- WHAT YOU NEED TO DO
Copy out all the records, word for word.

- SOURCE RECORDS
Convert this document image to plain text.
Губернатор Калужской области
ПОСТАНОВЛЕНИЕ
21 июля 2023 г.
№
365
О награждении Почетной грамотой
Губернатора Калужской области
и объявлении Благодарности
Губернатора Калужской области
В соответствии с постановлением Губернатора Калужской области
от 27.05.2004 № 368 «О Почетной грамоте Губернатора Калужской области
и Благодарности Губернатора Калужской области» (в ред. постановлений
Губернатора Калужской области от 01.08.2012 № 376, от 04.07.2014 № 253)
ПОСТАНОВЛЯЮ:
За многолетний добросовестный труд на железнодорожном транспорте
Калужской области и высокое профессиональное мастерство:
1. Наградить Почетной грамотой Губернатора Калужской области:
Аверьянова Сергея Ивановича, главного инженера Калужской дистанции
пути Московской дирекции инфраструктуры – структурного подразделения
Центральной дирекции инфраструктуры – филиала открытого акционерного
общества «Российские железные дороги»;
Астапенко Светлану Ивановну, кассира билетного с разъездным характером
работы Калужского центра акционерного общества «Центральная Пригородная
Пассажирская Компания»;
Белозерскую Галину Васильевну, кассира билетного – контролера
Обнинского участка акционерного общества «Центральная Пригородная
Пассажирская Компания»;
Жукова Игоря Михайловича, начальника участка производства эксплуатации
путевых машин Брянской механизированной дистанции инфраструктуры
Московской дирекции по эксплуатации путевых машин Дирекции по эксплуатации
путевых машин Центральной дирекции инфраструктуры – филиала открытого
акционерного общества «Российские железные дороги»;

- RESULT OF THIS TASK
Convert this document image to plain text.
Губернатор Калужской области
ПОСТАНОВЛЕНИЕ
21 июля 2023 г.
№
365
О награждении Почетной грамотой
Губернатора Калужской области
и объявлении Благодарности
Губернатора Калужской области
В соответствии с постановлением Губернатора Калужской области
от 27.05.2004 № 368 «О Почетной грамоте Губернатора Калужской области
и Благодарности Губернатора Калужской области» (в ред. постановлений
Губернатора Калужской области от 01.08.2012 № 376, от 04.07.2014 № 253)
ПОСТАНОВЛЯЮ:
За многолетний добросовестный труд на железнодорожном транспорте
Калужской области и высокое профессиональное мастерство:
1. Наградить Почетной грамотой Губернатора Калужской области:
Аверьянова Сергея Ивановича, главного инженера Калужской дистанции
пути Московской дирекции инфраструктуры – структурного подразделения
Центральной дирекции инфраструктуры – филиала открытого акционерного
общества «Российские железные дороги»;
Астапенко Светлану Ивановну, кассира билетного с разъездным характером
работы Калужского центра акционерного общества «Центральная Пригородная
Пассажирская Компания»;
Белозерскую Галину Васильевну, кассира билетного – контролера
Обнинского участка акционерного общества «Центральная Пригородная
Пассажирская Компания»;
Жукова Игоря Михайловича, начальника участка производства эксплуатации
путевых машин Брянской механизированной дистанции инфраструктуры
Московской дирекции по эксплуатации путевых машин Дирекции по эксплуатации
путевых машин Центральной дирекции инфраструктуры – филиала открытого
акционерного общества «Российские железные дороги»;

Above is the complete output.